◆ Task brief: Pull out every line below holding the word "label".

** Begin **

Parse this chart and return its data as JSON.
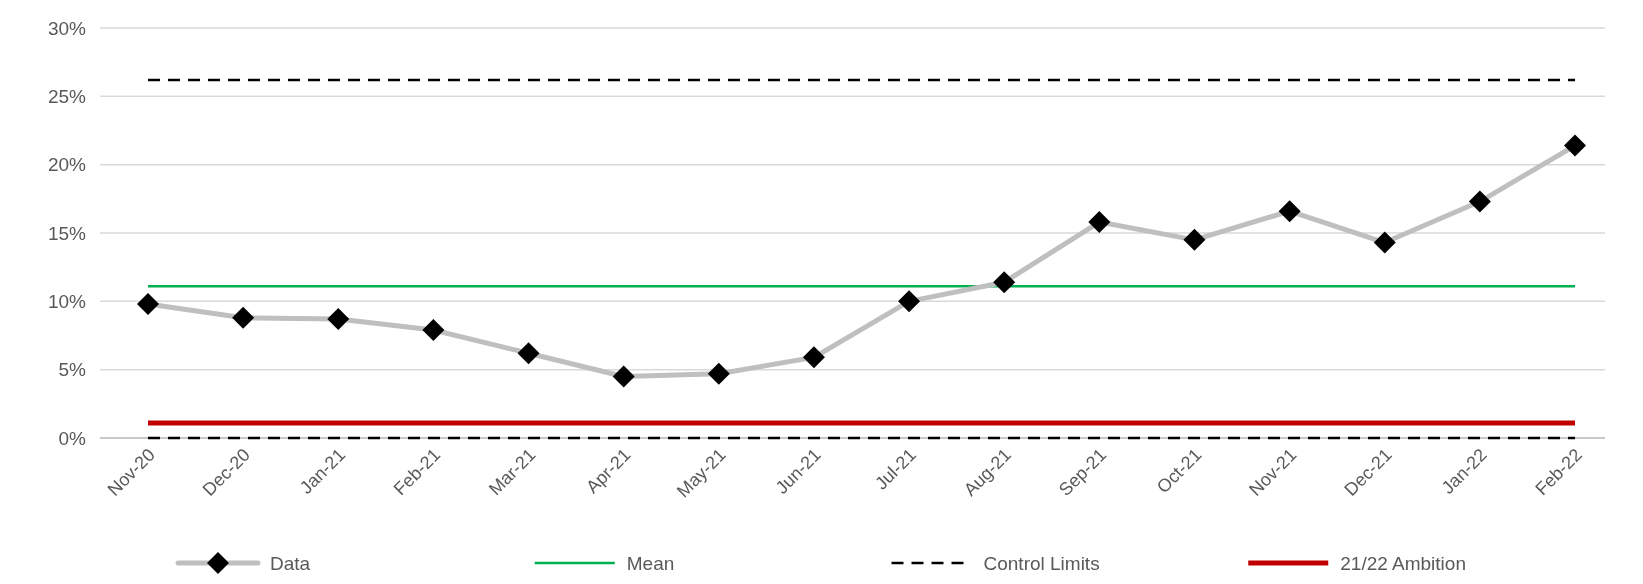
{
  "chart_data": {
    "type": "line",
    "categories": [
      "Nov-20",
      "Dec-20",
      "Jan-21",
      "Feb-21",
      "Mar-21",
      "Apr-21",
      "May-21",
      "Jun-21",
      "Jul-21",
      "Aug-21",
      "Sep-21",
      "Oct-21",
      "Nov-21",
      "Dec-21",
      "Jan-22",
      "Feb-22"
    ],
    "series": [
      {
        "name": "Data",
        "color": "#bfbfbf",
        "values": [
          9.8,
          8.8,
          8.7,
          7.9,
          6.2,
          4.5,
          4.7,
          5.9,
          10.0,
          11.4,
          15.8,
          14.5,
          16.6,
          14.3,
          17.3,
          21.4
        ]
      }
    ],
    "marker": "diamond",
    "ylim": [
      0,
      30
    ],
    "yticks": [
      {
        "value": 0,
        "label": "0%"
      },
      {
        "value": 5,
        "label": "5%"
      },
      {
        "value": 10,
        "label": "10%"
      },
      {
        "value": 15,
        "label": "15%"
      },
      {
        "value": 20,
        "label": "20%"
      },
      {
        "value": 25,
        "label": "25%"
      },
      {
        "value": 30,
        "label": "30%"
      }
    ],
    "grid": "y",
    "legend": "bottom",
    "ref_lines": [
      {
        "axis": "y",
        "value": 11.1,
        "label": "Mean",
        "color": "#00b050",
        "line_style": "solid"
      },
      {
        "axis": "y",
        "value": 26.2,
        "label": "Control Limits",
        "color": "#000000",
        "line_style": "dashed"
      },
      {
        "axis": "y",
        "value": 0,
        "color": "#000000",
        "line_style": "dashed"
      },
      {
        "axis": "y",
        "value": 1.1,
        "label": "21/22 Ambition",
        "color": "#c00000",
        "line_style": "solid"
      }
    ]
  }
}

** End **

◆ Solution for this problem:
        "label": "0%"
        "label": "5%"
        "label": "10%"
        "label": "15%"
        "label": "20%"
        "label": "25%"
        "label": "30%"
        "label": "Mean",
        "label": "Control Limits",
        "label": "21/22 Ambition",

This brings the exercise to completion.